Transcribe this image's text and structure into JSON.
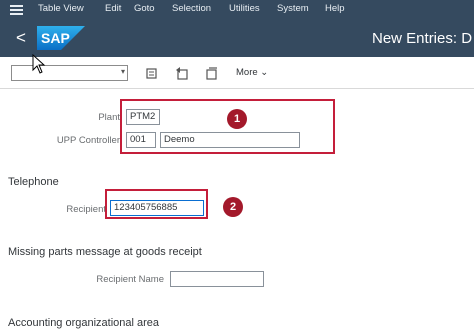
{
  "menu": {
    "items": [
      "Table View",
      "Edit",
      "Goto",
      "Selection",
      "Utilities",
      "System",
      "Help"
    ]
  },
  "header": {
    "back_glyph": "<",
    "logo_text": "SAP",
    "title": "New Entries: D"
  },
  "toolbar": {
    "more_label": "More",
    "more_glyph": "⌄"
  },
  "form": {
    "plant": {
      "label": "Plant",
      "value": "PTM2"
    },
    "ups_controller": {
      "label": "UPP Controller",
      "value1": "001",
      "value2": "Deemo"
    },
    "telephone": {
      "section": "Telephone",
      "recipient_label": "Recipient",
      "recipient_value": "123405756885"
    },
    "missing_parts": {
      "section": "Missing parts message at goods receipt",
      "recipient_label": "Recipient Name",
      "recipient_value": ""
    },
    "accounting_section": "Accounting organizational area"
  },
  "annotations": {
    "badge1": "1",
    "badge2": "2",
    "color": "#c41e3a"
  }
}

» PROBLEM DESCRIPTION: Write out each entry exactly as given, but skip the pictures.

» IN RESPONSE:
Transcribe this image's text and structure into JSON.
{
  "menu": {
    "items": [
      "Table View",
      "Edit",
      "Goto",
      "Selection",
      "Utilities",
      "System",
      "Help"
    ]
  },
  "header": {
    "back_glyph": "<",
    "logo_text": "SAP",
    "title": "New Entries: D"
  },
  "toolbar": {
    "more_label": "More",
    "more_glyph": "⌄"
  },
  "form": {
    "plant": {
      "label": "Plant",
      "value": "PTM2"
    },
    "ups_controller": {
      "label": "UPP Controller",
      "value1": "001",
      "value2": "Deemo"
    },
    "telephone": {
      "section": "Telephone",
      "recipient_label": "Recipient",
      "recipient_value": "123405756885"
    },
    "missing_parts": {
      "section": "Missing parts message at goods receipt",
      "recipient_label": "Recipient Name",
      "recipient_value": ""
    },
    "accounting_section": "Accounting organizational area"
  },
  "annotations": {
    "badge1": "1",
    "badge2": "2",
    "color": "#c41e3a"
  }
}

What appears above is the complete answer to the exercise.